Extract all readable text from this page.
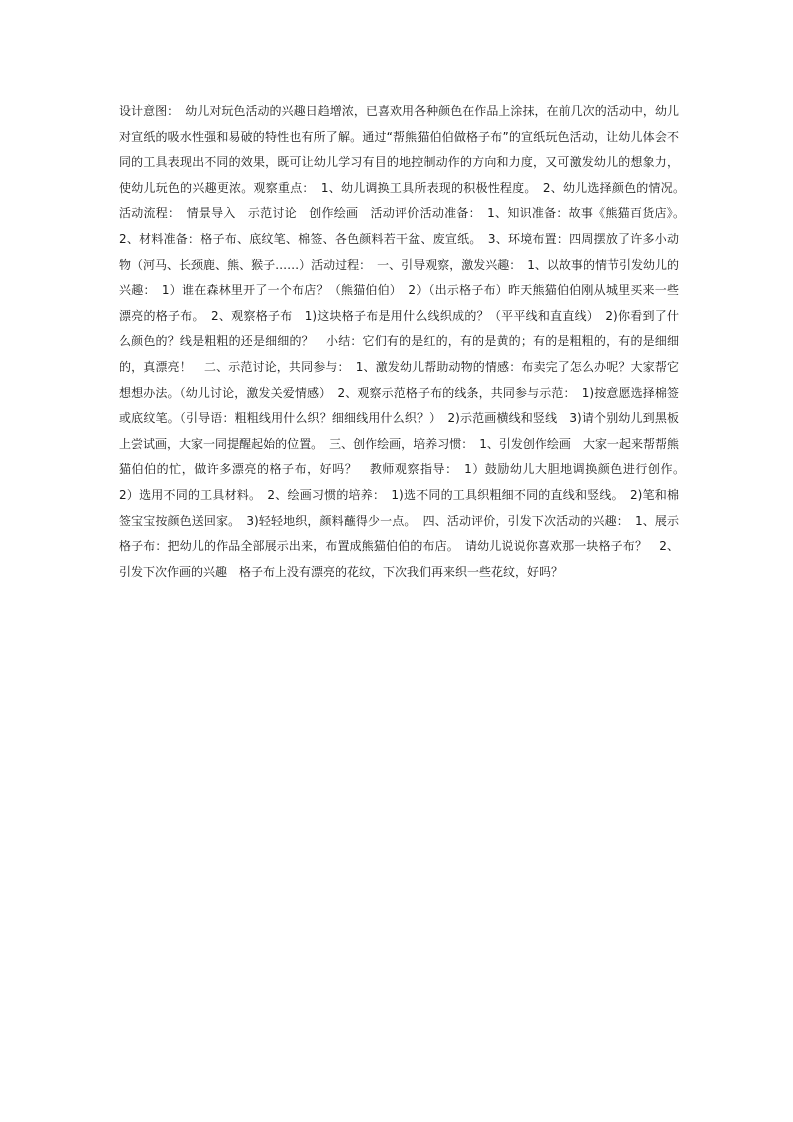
设计意图：　幼儿对玩色活动的兴趣日趋增浓，已喜欢用各种颜色在作品上涂抹，在前几次的活动中，幼儿对宣纸的吸水性强和易破的特性也有所了解。通过“帮熊猫伯伯做格子布”的宣纸玩色活动，让幼儿体会不同的工具表现出不同的效果，既可让幼儿学习有目的地控制动作的方向和力度，又可激发幼儿的想象力，使幼儿玩色的兴趣更浓。观察重点：　1、幼儿调换工具所表现的积极性程度。　2、幼儿选择颜色的情况。　活动流程：　情景导入　示范讨论　创作绘画　活动评价活动准备：　1、知识准备：故事《熊猫百货店》。　2、材料准备：格子布、底纹笔、棉签、各色颜料若干盆、废宣纸。　3、环境布置：四周摆放了许多小动物（河马、长颈鹿、熊、猴子……）活动过程：　一、引导观察，激发兴趣：　1、以故事的情节引发幼儿的兴趣：　1）谁在森林里开了一个布店？（熊猫伯伯）　2）（出示格子布）昨天熊猫伯伯刚从城里买来一些漂亮的格子布。　2、观察格子布　1)这块格子布是用什么线织成的？（平平线和直直线）　2)你看到了什么颜色的？线是粗粗的还是细细的？　小结：它们有的是红的，有的是黄的；有的是粗粗的，有的是细细的，真漂亮！　二、示范讨论，共同参与：　1、激发幼儿帮助动物的情感：布卖完了怎么办呢？大家帮它想想办法。（幼儿讨论，激发关爱情感）　2、观察示范格子布的线条，共同参与示范：　1)按意愿选择棉签或底纹笔。（引导语：粗粗线用什么织？细细线用什么织？）　2)示范画横线和竖线　3)请个别幼儿到黑板上尝试画，大家一同提醒起始的位置。　三、创作绘画，培养习惯：　1、引发创作绘画　大家一起来帮帮熊猫伯伯的忙，做许多漂亮的格子布，好吗？　教师观察指导：　1）鼓励幼儿大胆地调换颜色进行创作。　2）选用不同的工具材料。　2、绘画习惯的培养：　1)选不同的工具织粗细不同的直线和竖线。　2)笔和棉签宝宝按颜色送回家。　3)轻轻地织，颜料蘸得少一点。　四、活动评价，引发下次活动的兴趣：　1、展示格子布：把幼儿的作品全部展示出来，布置成熊猫伯伯的布店。　请幼儿说说你喜欢那一块格子布？　2、引发下次作画的兴趣　格子布上没有漂亮的花纹，下次我们再来织一些花纹，好吗？
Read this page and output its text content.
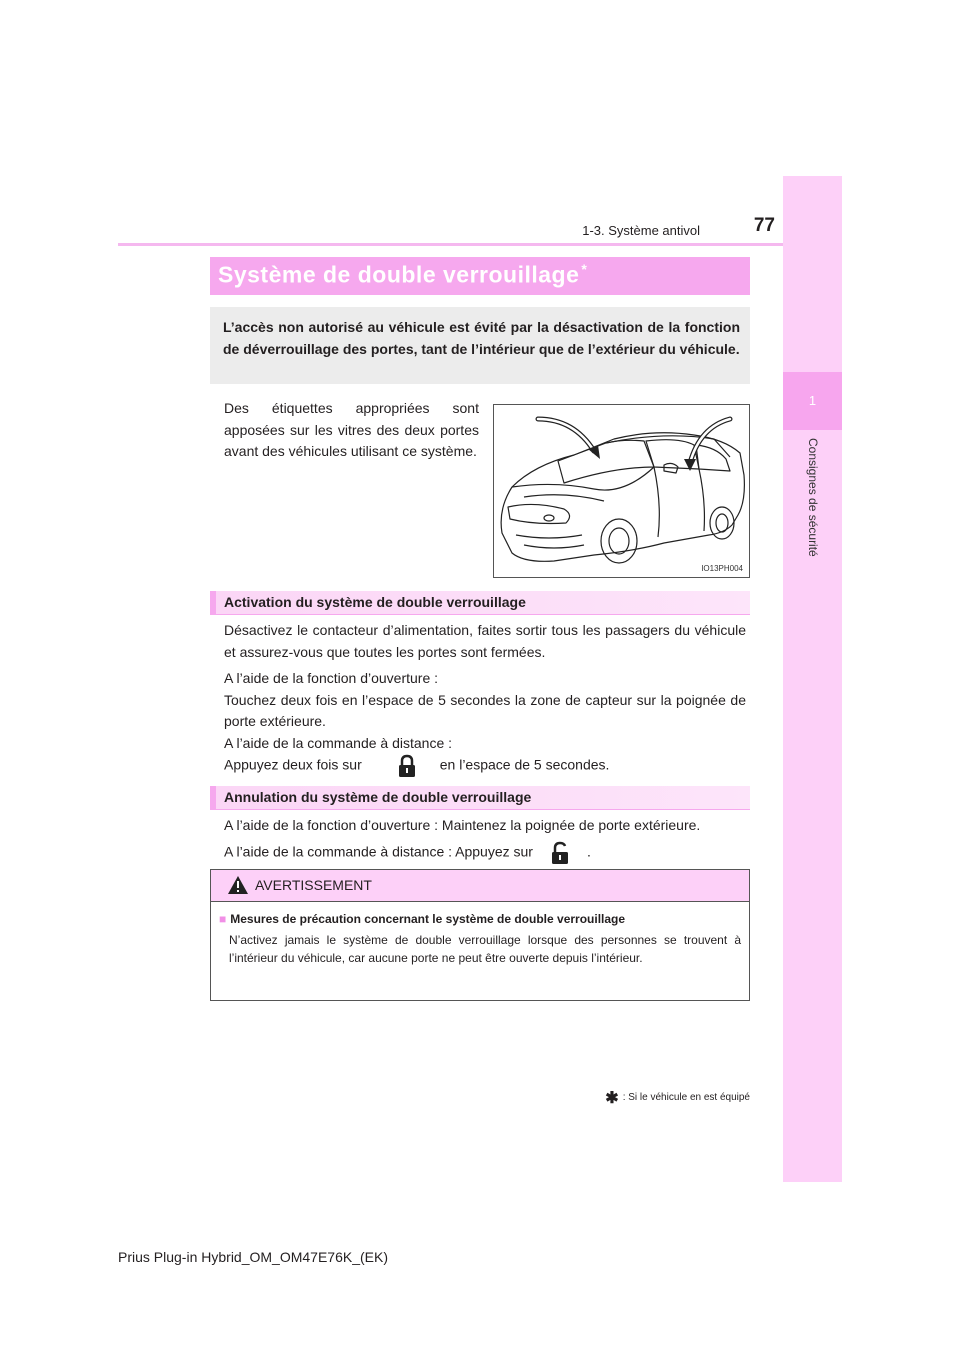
77
1-3. Système antivol
1
Consignes de sécurité
Système de double verrouillage *

L’accès non autorisé au véhicule est évité par la désactivation de la fonction de déverrouillage des portes, tant de l’intérieur que de l’extérieur du véhicule.

Des étiquettes appropriées sont apposées sur les vitres des deux portes avant des véhicules utilisant ce système.
IO13PH004
Activation du système de double verrouillage

Désactivez le contacteur d’alimentation, faites sortir tous les passagers du véhicule et assurez-vous que toutes les portes sont fermées.

A l’aide de la fonction d’ouverture :
Touchez deux fois en l’espace de 5 secondes la zone de capteur sur la poignée de porte extérieure.
A l’aide de la commande à distance :
Appuyez deux fois sur	en l’espace de 5 secondes.
Annulation du système de double verrouillage

A l’aide de la fonction d’ouverture : Maintenez la poignée de porte extérieure.

A l’aide de la commande à distance : Appuyez sur	.
AVERTISSEMENT

■ Mesures de précaution concernant le système de double verrouillage

N’activez jamais le système de double verrouillage lorsque des personnes se trouvent à l’intérieur du véhicule, car aucune porte ne peut être ouverte depuis l’intérieur.

✱ : Si le véhicule en est équipé
Prius Plug-in Hybrid_OM_OM47E76K_(EK)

Task to carry out:
Quote the listing above in full, except for the pictures.

Written solution:
Extract all readable text from this page.
设计意图：　幼儿对玩色活动的兴趣日趋增浓，已喜欢用各种颜色在作品上涂抹，在前几次的活动中，幼儿对宣纸的吸水性强和易破的特性也有所了解。通过“帮熊猫伯伯做格子布”的宣纸玩色活动，让幼儿体会不同的工具表现出不同的效果，既可让幼儿学习有目的地控制动作的方向和力度，又可激发幼儿的想象力，使幼儿玩色的兴趣更浓。观察重点：　1、幼儿调换工具所表现的积极性程度。　2、幼儿选择颜色的情况。　活动流程：　情景导入　示范讨论　创作绘画　活动评价活动准备：　1、知识准备：故事《熊猫百货店》。　2、材料准备：格子布、底纹笔、棉签、各色颜料若干盆、废宣纸。　3、环境布置：四周摆放了许多小动物（河马、长颈鹿、熊、猴子……）活动过程：　一、引导观察，激发兴趣：　1、以故事的情节引发幼儿的兴趣：　1）谁在森林里开了一个布店？（熊猫伯伯）　2）（出示格子布）昨天熊猫伯伯刚从城里买来一些漂亮的格子布。　2、观察格子布　1)这块格子布是用什么线织成的？（平平线和直直线）　2)你看到了什么颜色的？线是粗粗的还是细细的？　小结：它们有的是红的，有的是黄的；有的是粗粗的，有的是细细的，真漂亮！　二、示范讨论，共同参与：　1、激发幼儿帮助动物的情感：布卖完了怎么办呢？大家帮它想想办法。（幼儿讨论，激发关爱情感）　2、观察示范格子布的线条，共同参与示范：　1)按意愿选择棉签或底纹笔。（引导语：粗粗线用什么织？细细线用什么织？）　2)示范画横线和竖线　3)请个别幼儿到黑板上尝试画，大家一同提醒起始的位置。　三、创作绘画，培养习惯：　1、引发创作绘画　大家一起来帮帮熊猫伯伯的忙，做许多漂亮的格子布，好吗？　教师观察指导：　1）鼓励幼儿大胆地调换颜色进行创作。　2）选用不同的工具材料。　2、绘画习惯的培养：　1)选不同的工具织粗细不同的直线和竖线。　2)笔和棉签宝宝按颜色送回家。　3)轻轻地织，颜料蘸得少一点。　四、活动评价，引发下次活动的兴趣：　1、展示格子布：把幼儿的作品全部展示出来，布置成熊猫伯伯的布店。　请幼儿说说你喜欢那一块格子布？　2、引发下次作画的兴趣　格子布上没有漂亮的花纹，下次我们再来织一些花纹，好吗？
Read this page and output its text content.
77
1-3. Système antivol
1
Consignes de sécurité
Système de double verrouillage *

L’accès non autorisé au véhicule est évité par la désactivation de la fonction de déverrouillage des portes, tant de l’intérieur que de l’extérieur du véhicule.

Des étiquettes appropriées sont apposées sur les vitres des deux portes avant des véhicules utilisant ce système.
IO13PH004
Activation du système de double verrouillage

Désactivez le contacteur d’alimentation, faites sortir tous les passagers du véhicule et assurez-vous que toutes les portes sont fermées.

A l’aide de la fonction d’ouverture :
Touchez deux fois en l’espace de 5 secondes la zone de capteur sur la poignée de porte extérieure.
A l’aide de la commande à distance :
Appuyez deux fois sur	en l’espace de 5 secondes.
Annulation du système de double verrouillage

A l’aide de la fonction d’ouverture : Maintenez la poignée de porte extérieure.

A l’aide de la commande à distance : Appuyez sur	.
AVERTISSEMENT

■ Mesures de précaution concernant le système de double verrouillage

N’activez jamais le système de double verrouillage lorsque des personnes se trouvent à l’intérieur du véhicule, car aucune porte ne peut être ouverte depuis l’intérieur.

✱ : Si le véhicule en est équipé
Prius Plug-in Hybrid_OM_OM47E76K_(EK)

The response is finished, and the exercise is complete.